> **Problem requirements**
Check each line of the listing below for the word "Days" and say how many lines have it. Nothing else should be written.

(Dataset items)

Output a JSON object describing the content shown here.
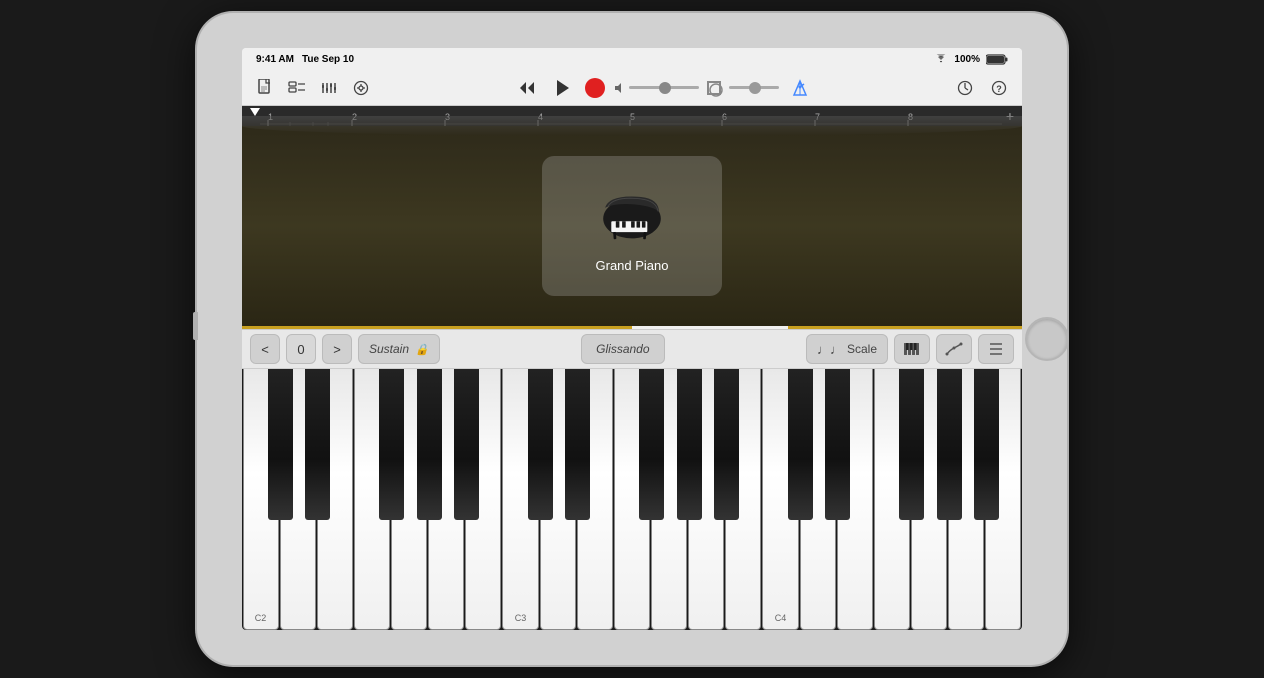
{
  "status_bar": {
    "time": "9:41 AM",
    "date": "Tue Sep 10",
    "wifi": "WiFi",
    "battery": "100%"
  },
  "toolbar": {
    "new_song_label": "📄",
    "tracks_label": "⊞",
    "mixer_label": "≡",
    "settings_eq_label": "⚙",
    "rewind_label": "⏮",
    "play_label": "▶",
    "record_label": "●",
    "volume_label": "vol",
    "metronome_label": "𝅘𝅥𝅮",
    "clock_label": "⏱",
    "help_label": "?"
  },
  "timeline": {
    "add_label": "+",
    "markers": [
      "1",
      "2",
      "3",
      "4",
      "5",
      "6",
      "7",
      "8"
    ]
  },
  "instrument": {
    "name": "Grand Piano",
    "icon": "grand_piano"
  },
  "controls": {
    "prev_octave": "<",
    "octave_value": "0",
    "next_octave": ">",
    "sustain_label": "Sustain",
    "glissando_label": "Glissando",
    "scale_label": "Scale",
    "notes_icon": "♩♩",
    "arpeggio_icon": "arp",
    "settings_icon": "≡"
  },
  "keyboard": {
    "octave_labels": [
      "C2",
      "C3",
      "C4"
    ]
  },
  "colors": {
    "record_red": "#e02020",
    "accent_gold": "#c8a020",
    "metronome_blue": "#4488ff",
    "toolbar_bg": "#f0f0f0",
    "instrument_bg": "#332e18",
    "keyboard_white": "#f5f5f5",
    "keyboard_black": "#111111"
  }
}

--

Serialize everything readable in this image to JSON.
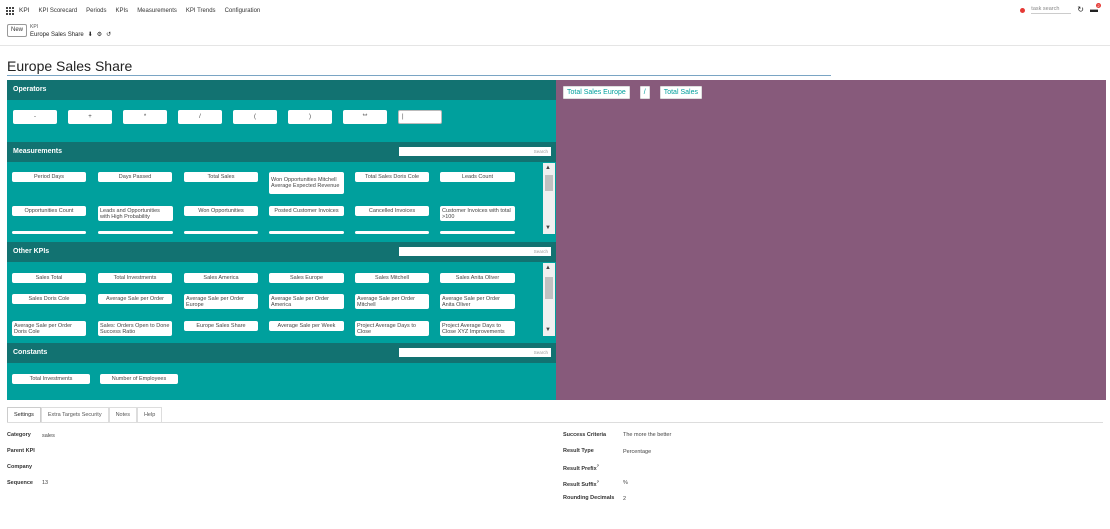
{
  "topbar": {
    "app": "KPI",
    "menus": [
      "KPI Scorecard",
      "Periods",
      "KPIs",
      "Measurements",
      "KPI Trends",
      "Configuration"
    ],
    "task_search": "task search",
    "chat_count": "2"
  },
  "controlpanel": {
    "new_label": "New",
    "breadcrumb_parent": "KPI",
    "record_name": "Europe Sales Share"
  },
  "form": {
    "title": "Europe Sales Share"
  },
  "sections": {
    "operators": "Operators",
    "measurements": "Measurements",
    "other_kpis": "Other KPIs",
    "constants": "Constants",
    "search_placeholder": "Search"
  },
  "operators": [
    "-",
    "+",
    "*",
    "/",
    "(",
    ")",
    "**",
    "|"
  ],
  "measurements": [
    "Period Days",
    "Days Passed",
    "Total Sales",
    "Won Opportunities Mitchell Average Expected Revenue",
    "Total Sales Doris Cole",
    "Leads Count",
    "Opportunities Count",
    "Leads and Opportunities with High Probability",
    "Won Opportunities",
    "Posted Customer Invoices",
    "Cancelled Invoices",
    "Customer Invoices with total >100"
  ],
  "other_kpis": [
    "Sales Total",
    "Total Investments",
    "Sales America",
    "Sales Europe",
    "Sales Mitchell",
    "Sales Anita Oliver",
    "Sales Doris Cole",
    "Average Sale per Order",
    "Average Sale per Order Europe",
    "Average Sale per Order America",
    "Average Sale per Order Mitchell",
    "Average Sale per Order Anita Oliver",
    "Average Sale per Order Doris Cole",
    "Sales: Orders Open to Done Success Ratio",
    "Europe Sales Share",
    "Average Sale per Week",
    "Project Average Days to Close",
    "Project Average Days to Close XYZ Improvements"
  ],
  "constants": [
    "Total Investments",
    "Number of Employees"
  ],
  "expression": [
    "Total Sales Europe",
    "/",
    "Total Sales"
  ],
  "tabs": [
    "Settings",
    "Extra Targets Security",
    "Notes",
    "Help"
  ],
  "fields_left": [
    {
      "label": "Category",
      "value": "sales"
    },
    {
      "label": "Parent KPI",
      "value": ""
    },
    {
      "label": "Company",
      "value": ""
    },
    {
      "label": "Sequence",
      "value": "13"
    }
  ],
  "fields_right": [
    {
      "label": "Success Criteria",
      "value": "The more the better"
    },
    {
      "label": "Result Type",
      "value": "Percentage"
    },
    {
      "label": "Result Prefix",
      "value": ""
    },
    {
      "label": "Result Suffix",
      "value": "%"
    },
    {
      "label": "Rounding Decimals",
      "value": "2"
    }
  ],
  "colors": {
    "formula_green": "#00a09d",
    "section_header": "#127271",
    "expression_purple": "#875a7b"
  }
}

> **Solution for this exercise**
4